[START]

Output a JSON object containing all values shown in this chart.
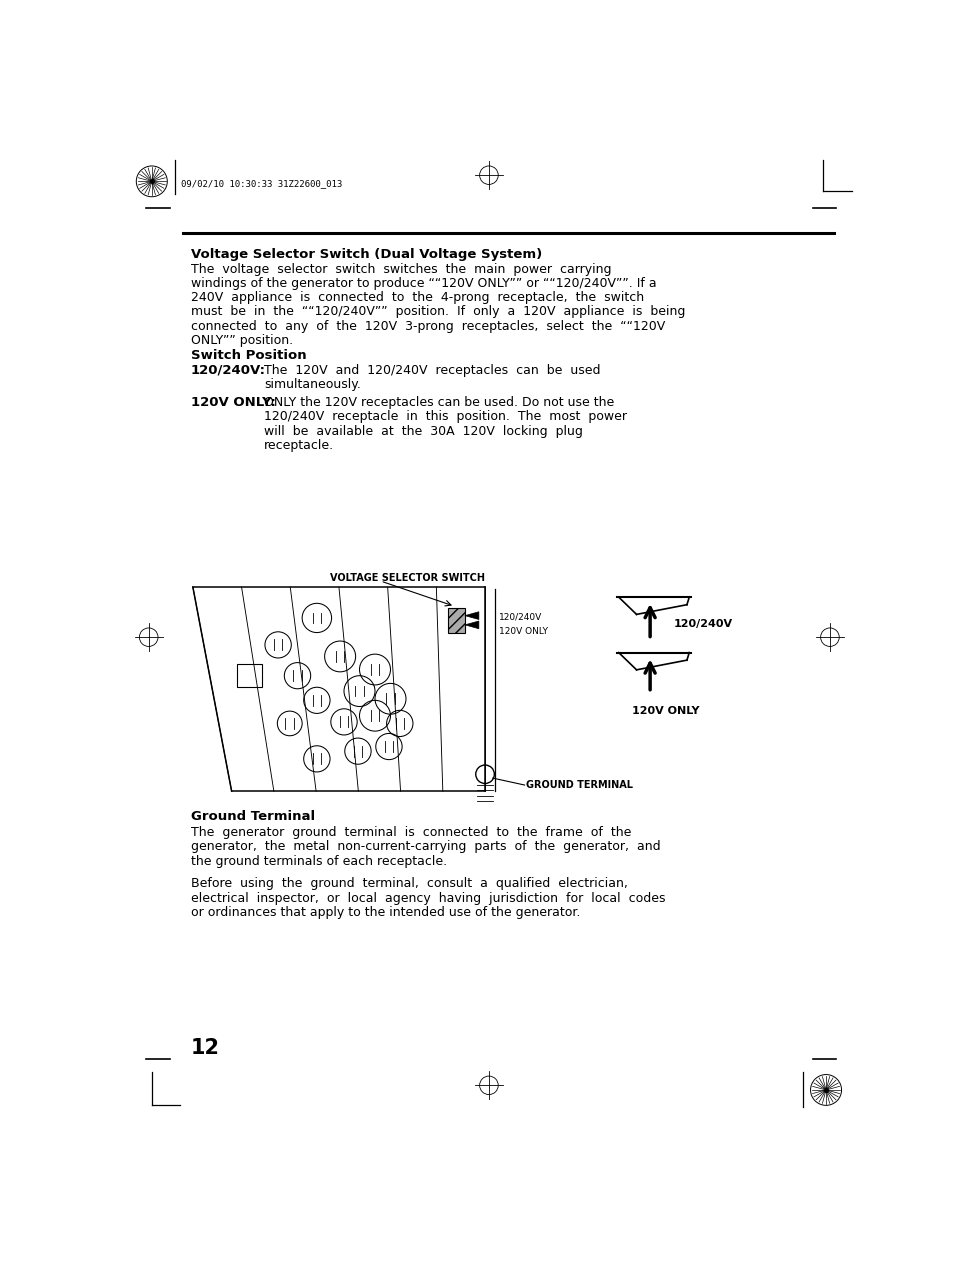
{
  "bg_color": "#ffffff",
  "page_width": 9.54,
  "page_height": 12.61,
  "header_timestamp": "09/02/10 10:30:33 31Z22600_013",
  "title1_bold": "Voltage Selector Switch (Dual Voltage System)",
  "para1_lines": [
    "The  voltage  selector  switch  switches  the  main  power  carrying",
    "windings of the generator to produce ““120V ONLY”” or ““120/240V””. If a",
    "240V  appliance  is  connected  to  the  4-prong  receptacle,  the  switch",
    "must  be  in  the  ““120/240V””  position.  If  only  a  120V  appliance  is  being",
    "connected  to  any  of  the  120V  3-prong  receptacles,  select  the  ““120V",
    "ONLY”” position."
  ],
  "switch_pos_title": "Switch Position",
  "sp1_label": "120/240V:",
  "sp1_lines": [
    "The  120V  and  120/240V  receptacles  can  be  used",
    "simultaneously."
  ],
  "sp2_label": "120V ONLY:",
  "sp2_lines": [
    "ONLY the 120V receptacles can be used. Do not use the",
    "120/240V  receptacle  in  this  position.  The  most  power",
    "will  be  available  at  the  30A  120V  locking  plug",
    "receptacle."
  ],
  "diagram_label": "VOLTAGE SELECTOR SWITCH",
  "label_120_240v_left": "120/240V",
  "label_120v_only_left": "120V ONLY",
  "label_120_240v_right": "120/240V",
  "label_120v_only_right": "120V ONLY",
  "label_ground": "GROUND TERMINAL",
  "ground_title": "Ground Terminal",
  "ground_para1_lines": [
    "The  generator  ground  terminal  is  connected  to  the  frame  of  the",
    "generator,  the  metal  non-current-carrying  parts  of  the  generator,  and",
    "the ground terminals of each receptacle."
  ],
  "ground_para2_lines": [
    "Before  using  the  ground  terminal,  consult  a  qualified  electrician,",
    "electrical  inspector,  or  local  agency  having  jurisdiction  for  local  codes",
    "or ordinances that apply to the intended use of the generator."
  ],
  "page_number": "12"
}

[END]
[START]

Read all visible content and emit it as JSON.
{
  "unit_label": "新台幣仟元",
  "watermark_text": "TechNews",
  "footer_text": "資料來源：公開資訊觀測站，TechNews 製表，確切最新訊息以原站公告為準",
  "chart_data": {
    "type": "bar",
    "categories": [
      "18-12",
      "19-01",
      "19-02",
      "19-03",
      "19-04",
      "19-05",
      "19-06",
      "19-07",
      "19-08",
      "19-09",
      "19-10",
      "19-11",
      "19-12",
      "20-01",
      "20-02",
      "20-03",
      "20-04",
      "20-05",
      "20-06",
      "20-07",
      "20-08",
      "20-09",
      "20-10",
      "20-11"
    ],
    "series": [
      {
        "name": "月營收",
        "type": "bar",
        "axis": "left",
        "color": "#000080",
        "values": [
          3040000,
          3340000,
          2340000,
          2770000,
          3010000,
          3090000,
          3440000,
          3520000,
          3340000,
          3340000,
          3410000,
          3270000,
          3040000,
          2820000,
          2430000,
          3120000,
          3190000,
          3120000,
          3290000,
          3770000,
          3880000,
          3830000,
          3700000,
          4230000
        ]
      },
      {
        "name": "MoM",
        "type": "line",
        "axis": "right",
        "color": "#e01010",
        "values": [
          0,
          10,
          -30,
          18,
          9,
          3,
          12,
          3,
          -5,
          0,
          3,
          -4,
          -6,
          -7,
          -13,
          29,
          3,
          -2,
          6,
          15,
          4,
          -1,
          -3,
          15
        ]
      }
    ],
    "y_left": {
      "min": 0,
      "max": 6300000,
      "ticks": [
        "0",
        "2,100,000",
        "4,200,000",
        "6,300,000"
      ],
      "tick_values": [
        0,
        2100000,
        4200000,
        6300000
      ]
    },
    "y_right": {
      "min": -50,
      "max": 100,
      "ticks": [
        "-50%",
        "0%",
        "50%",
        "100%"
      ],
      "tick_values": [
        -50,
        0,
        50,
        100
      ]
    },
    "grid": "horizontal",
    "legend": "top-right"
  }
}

[END]

Scan the entries above and work out how many lines include the word "TechNews"; the reply is that number alone.

THE OUTPUT:
2